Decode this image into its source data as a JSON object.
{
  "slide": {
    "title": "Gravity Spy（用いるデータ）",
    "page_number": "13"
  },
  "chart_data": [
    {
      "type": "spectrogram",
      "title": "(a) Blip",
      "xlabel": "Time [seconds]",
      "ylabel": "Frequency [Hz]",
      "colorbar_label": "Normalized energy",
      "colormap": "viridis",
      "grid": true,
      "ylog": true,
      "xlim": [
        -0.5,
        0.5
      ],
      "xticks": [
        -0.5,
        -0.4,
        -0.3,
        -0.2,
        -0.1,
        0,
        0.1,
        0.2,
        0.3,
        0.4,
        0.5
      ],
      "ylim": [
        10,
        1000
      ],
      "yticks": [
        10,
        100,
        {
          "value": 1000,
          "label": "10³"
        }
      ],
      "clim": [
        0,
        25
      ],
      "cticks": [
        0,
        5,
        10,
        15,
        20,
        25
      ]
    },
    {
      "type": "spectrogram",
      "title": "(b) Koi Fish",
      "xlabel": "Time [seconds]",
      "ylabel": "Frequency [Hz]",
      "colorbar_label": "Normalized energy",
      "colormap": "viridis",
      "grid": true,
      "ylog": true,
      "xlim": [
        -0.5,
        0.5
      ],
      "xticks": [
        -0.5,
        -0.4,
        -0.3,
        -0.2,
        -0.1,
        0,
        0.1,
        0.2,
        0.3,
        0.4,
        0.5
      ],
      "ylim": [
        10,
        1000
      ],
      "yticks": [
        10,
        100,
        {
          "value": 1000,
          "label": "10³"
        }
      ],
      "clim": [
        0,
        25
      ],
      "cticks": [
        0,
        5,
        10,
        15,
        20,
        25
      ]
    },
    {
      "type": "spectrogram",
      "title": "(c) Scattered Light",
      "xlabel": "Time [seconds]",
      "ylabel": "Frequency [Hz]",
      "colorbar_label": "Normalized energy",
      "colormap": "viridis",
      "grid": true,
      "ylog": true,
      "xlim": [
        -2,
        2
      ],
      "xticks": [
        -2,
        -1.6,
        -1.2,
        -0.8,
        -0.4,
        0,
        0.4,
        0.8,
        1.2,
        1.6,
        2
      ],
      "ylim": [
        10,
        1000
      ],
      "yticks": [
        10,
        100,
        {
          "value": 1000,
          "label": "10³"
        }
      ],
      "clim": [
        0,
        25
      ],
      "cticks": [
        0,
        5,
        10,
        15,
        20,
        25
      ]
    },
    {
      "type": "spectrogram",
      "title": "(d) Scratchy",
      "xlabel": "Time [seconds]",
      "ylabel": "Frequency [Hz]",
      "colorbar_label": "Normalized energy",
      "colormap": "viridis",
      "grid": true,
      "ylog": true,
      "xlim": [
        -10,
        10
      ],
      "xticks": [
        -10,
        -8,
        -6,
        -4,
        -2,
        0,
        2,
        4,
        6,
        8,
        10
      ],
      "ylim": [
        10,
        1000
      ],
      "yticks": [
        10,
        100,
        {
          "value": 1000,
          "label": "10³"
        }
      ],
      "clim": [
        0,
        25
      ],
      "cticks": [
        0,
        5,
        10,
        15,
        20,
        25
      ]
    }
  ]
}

● Work to do:
Print the material once more, exactly.

● Task result:
Decode this image into its source data as a JSON object.
{
  "slide": {
    "title": "Gravity Spy（用いるデータ）",
    "page_number": "13"
  },
  "chart_data": [
    {
      "type": "spectrogram",
      "title": "(a) Blip",
      "xlabel": "Time [seconds]",
      "ylabel": "Frequency [Hz]",
      "colorbar_label": "Normalized energy",
      "colormap": "viridis",
      "grid": true,
      "ylog": true,
      "xlim": [
        -0.5,
        0.5
      ],
      "xticks": [
        -0.5,
        -0.4,
        -0.3,
        -0.2,
        -0.1,
        0,
        0.1,
        0.2,
        0.3,
        0.4,
        0.5
      ],
      "ylim": [
        10,
        1000
      ],
      "yticks": [
        10,
        100,
        {
          "value": 1000,
          "label": "10³"
        }
      ],
      "clim": [
        0,
        25
      ],
      "cticks": [
        0,
        5,
        10,
        15,
        20,
        25
      ]
    },
    {
      "type": "spectrogram",
      "title": "(b) Koi Fish",
      "xlabel": "Time [seconds]",
      "ylabel": "Frequency [Hz]",
      "colorbar_label": "Normalized energy",
      "colormap": "viridis",
      "grid": true,
      "ylog": true,
      "xlim": [
        -0.5,
        0.5
      ],
      "xticks": [
        -0.5,
        -0.4,
        -0.3,
        -0.2,
        -0.1,
        0,
        0.1,
        0.2,
        0.3,
        0.4,
        0.5
      ],
      "ylim": [
        10,
        1000
      ],
      "yticks": [
        10,
        100,
        {
          "value": 1000,
          "label": "10³"
        }
      ],
      "clim": [
        0,
        25
      ],
      "cticks": [
        0,
        5,
        10,
        15,
        20,
        25
      ]
    },
    {
      "type": "spectrogram",
      "title": "(c) Scattered Light",
      "xlabel": "Time [seconds]",
      "ylabel": "Frequency [Hz]",
      "colorbar_label": "Normalized energy",
      "colormap": "viridis",
      "grid": true,
      "ylog": true,
      "xlim": [
        -2,
        2
      ],
      "xticks": [
        -2,
        -1.6,
        -1.2,
        -0.8,
        -0.4,
        0,
        0.4,
        0.8,
        1.2,
        1.6,
        2
      ],
      "ylim": [
        10,
        1000
      ],
      "yticks": [
        10,
        100,
        {
          "value": 1000,
          "label": "10³"
        }
      ],
      "clim": [
        0,
        25
      ],
      "cticks": [
        0,
        5,
        10,
        15,
        20,
        25
      ]
    },
    {
      "type": "spectrogram",
      "title": "(d) Scratchy",
      "xlabel": "Time [seconds]",
      "ylabel": "Frequency [Hz]",
      "colorbar_label": "Normalized energy",
      "colormap": "viridis",
      "grid": true,
      "ylog": true,
      "xlim": [
        -10,
        10
      ],
      "xticks": [
        -10,
        -8,
        -6,
        -4,
        -2,
        0,
        2,
        4,
        6,
        8,
        10
      ],
      "ylim": [
        10,
        1000
      ],
      "yticks": [
        10,
        100,
        {
          "value": 1000,
          "label": "10³"
        }
      ],
      "clim": [
        0,
        25
      ],
      "cticks": [
        0,
        5,
        10,
        15,
        20,
        25
      ]
    }
  ]
}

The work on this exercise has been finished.